Instruction: Restate the entries below verbatim.

(Data entries)
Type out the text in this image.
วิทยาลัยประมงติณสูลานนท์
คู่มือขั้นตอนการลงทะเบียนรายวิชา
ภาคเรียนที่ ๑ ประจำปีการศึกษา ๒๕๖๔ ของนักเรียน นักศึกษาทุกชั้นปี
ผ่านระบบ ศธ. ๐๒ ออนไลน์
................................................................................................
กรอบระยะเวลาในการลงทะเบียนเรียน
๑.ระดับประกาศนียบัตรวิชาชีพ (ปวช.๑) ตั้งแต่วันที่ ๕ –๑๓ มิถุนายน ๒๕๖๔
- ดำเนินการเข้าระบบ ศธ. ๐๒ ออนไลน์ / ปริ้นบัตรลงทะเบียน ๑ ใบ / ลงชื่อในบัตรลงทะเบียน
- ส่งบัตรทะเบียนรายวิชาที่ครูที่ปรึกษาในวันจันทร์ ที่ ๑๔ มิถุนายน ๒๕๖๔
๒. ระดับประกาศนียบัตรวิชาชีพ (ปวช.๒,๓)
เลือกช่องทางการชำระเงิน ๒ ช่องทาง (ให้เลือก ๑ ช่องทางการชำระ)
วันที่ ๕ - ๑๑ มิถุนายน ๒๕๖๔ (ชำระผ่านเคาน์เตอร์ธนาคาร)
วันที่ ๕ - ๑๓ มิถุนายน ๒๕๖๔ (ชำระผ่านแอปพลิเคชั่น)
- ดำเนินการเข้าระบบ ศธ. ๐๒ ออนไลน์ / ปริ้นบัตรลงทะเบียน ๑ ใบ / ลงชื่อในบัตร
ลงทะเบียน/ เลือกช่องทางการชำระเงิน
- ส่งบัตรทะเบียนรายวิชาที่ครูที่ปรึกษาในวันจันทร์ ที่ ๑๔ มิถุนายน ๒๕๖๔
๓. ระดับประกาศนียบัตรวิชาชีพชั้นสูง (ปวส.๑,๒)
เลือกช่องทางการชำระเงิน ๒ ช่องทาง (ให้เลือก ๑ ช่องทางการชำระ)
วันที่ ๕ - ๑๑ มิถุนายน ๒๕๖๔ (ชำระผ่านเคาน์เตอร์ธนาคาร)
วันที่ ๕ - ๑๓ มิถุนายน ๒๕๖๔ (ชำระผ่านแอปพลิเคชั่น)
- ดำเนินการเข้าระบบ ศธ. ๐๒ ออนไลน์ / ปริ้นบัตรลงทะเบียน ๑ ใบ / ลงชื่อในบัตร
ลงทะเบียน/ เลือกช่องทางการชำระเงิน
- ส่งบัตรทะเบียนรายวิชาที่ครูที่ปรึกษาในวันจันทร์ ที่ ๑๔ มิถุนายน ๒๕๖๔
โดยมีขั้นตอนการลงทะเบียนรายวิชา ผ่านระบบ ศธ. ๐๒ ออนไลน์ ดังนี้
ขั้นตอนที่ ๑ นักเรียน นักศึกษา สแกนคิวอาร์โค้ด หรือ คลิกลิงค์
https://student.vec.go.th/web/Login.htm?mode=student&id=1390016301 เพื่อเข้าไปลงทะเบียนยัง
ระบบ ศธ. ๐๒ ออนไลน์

Full response:
Type out the text in this image.
วิทยาลัยประมงติณสูลานนท์
คู่มือขั้นตอนการลงทะเบียนรายวิชา
ภาคเรียนที่ ๑ ประจำปีการศึกษา ๒๕๖๔ ของนักเรียน นักศึกษาทุกชั้นปี
ผ่านระบบ ศธ. ๐๒ ออนไลน์
................................................................................................
กรอบระยะเวลาในการลงทะเบียนเรียน
๑.ระดับประกาศนียบัตรวิชาชีพ (ปวช.๑) ตั้งแต่วันที่ ๕ –๑๓ มิถุนายน ๒๕๖๔
- ดำเนินการเข้าระบบ ศธ. ๐๒ ออนไลน์ / ปริ้นบัตรลงทะเบียน ๑ ใบ / ลงชื่อในบัตรลงทะเบียน
- ส่งบัตรทะเบียนรายวิชาที่ครูที่ปรึกษาในวันจันทร์ ที่ ๑๔ มิถุนายน ๒๕๖๔
๒. ระดับประกาศนียบัตรวิชาชีพ (ปวช.๒,๓)
เลือกช่องทางการชำระเงิน ๒ ช่องทาง (ให้เลือก ๑ ช่องทางการชำระ)
วันที่ ๕ - ๑๑ มิถุนายน ๒๕๖๔ (ชำระผ่านเคาน์เตอร์ธนาคาร)
วันที่ ๕ - ๑๓ มิถุนายน ๒๕๖๔ (ชำระผ่านแอปพลิเคชั่น)
- ดำเนินการเข้าระบบ ศธ. ๐๒ ออนไลน์ / ปริ้นบัตรลงทะเบียน ๑ ใบ / ลงชื่อในบัตร
ลงทะเบียน/ เลือกช่องทางการชำระเงิน
- ส่งบัตรทะเบียนรายวิชาที่ครูที่ปรึกษาในวันจันทร์ ที่ ๑๔ มิถุนายน ๒๕๖๔
๓. ระดับประกาศนียบัตรวิชาชีพชั้นสูง (ปวส.๑,๒)
เลือกช่องทางการชำระเงิน ๒ ช่องทาง (ให้เลือก ๑ ช่องทางการชำระ)
วันที่ ๕ - ๑๑ มิถุนายน ๒๕๖๔ (ชำระผ่านเคาน์เตอร์ธนาคาร)
วันที่ ๕ - ๑๓ มิถุนายน ๒๕๖๔ (ชำระผ่านแอปพลิเคชั่น)
- ดำเนินการเข้าระบบ ศธ. ๐๒ ออนไลน์ / ปริ้นบัตรลงทะเบียน ๑ ใบ / ลงชื่อในบัตร
ลงทะเบียน/ เลือกช่องทางการชำระเงิน
- ส่งบัตรทะเบียนรายวิชาที่ครูที่ปรึกษาในวันจันทร์ ที่ ๑๔ มิถุนายน ๒๕๖๔
โดยมีขั้นตอนการลงทะเบียนรายวิชา ผ่านระบบ ศธ. ๐๒ ออนไลน์ ดังนี้
ขั้นตอนที่ ๑ นักเรียน นักศึกษา สแกนคิวอาร์โค้ด หรือ คลิกลิงค์
https://student.vec.go.th/web/Login.htm?mode=student&id=1390016301 เพื่อเข้าไปลงทะเบียนยัง
ระบบ ศธ. ๐๒ ออนไลน์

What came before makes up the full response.